Given request: Restate the entries word for word, omitting nothing.

Exercise materials:
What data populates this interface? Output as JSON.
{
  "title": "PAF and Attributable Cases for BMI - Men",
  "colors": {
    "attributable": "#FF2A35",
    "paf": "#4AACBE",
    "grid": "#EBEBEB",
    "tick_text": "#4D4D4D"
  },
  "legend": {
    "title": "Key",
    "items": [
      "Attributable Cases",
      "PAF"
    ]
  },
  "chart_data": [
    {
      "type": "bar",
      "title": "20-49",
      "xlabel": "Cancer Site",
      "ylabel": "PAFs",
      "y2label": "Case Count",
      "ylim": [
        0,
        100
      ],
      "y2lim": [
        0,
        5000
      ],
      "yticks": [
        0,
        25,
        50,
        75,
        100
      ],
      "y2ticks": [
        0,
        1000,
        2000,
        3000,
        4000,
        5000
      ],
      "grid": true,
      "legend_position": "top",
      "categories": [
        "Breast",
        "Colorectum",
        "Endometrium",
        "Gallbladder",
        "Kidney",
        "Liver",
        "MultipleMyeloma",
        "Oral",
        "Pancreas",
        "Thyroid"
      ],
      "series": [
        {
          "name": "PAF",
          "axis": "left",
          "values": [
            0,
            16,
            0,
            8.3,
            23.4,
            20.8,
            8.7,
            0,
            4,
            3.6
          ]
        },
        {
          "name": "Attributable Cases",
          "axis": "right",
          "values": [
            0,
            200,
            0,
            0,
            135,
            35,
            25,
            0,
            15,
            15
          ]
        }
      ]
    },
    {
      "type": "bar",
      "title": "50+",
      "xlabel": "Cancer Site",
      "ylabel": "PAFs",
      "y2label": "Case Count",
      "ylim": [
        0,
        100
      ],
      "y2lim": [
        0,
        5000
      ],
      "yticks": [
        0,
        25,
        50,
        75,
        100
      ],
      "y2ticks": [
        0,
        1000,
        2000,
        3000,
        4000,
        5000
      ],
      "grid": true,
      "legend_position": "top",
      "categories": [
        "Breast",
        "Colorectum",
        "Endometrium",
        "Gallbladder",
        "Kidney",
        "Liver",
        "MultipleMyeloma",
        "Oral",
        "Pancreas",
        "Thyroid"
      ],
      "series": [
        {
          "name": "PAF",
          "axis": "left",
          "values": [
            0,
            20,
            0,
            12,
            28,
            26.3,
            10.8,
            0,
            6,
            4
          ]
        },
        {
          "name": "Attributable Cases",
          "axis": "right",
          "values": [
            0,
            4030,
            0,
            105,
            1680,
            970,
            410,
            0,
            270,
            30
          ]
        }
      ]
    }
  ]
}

Output of the task:
What data populates this interface? Output as JSON.
{
  "title": "PAF and Attributable Cases for BMI - Men",
  "colors": {
    "attributable": "#FF2A35",
    "paf": "#4AACBE",
    "grid": "#EBEBEB",
    "tick_text": "#4D4D4D"
  },
  "legend": {
    "title": "Key",
    "items": [
      "Attributable Cases",
      "PAF"
    ]
  },
  "chart_data": [
    {
      "type": "bar",
      "title": "20-49",
      "xlabel": "Cancer Site",
      "ylabel": "PAFs",
      "y2label": "Case Count",
      "ylim": [
        0,
        100
      ],
      "y2lim": [
        0,
        5000
      ],
      "yticks": [
        0,
        25,
        50,
        75,
        100
      ],
      "y2ticks": [
        0,
        1000,
        2000,
        3000,
        4000,
        5000
      ],
      "grid": true,
      "legend_position": "top",
      "categories": [
        "Breast",
        "Colorectum",
        "Endometrium",
        "Gallbladder",
        "Kidney",
        "Liver",
        "MultipleMyeloma",
        "Oral",
        "Pancreas",
        "Thyroid"
      ],
      "series": [
        {
          "name": "PAF",
          "axis": "left",
          "values": [
            0,
            16,
            0,
            8.3,
            23.4,
            20.8,
            8.7,
            0,
            4,
            3.6
          ]
        },
        {
          "name": "Attributable Cases",
          "axis": "right",
          "values": [
            0,
            200,
            0,
            0,
            135,
            35,
            25,
            0,
            15,
            15
          ]
        }
      ]
    },
    {
      "type": "bar",
      "title": "50+",
      "xlabel": "Cancer Site",
      "ylabel": "PAFs",
      "y2label": "Case Count",
      "ylim": [
        0,
        100
      ],
      "y2lim": [
        0,
        5000
      ],
      "yticks": [
        0,
        25,
        50,
        75,
        100
      ],
      "y2ticks": [
        0,
        1000,
        2000,
        3000,
        4000,
        5000
      ],
      "grid": true,
      "legend_position": "top",
      "categories": [
        "Breast",
        "Colorectum",
        "Endometrium",
        "Gallbladder",
        "Kidney",
        "Liver",
        "MultipleMyeloma",
        "Oral",
        "Pancreas",
        "Thyroid"
      ],
      "series": [
        {
          "name": "PAF",
          "axis": "left",
          "values": [
            0,
            20,
            0,
            12,
            28,
            26.3,
            10.8,
            0,
            6,
            4
          ]
        },
        {
          "name": "Attributable Cases",
          "axis": "right",
          "values": [
            0,
            4030,
            0,
            105,
            1680,
            970,
            410,
            0,
            270,
            30
          ]
        }
      ]
    }
  ]
}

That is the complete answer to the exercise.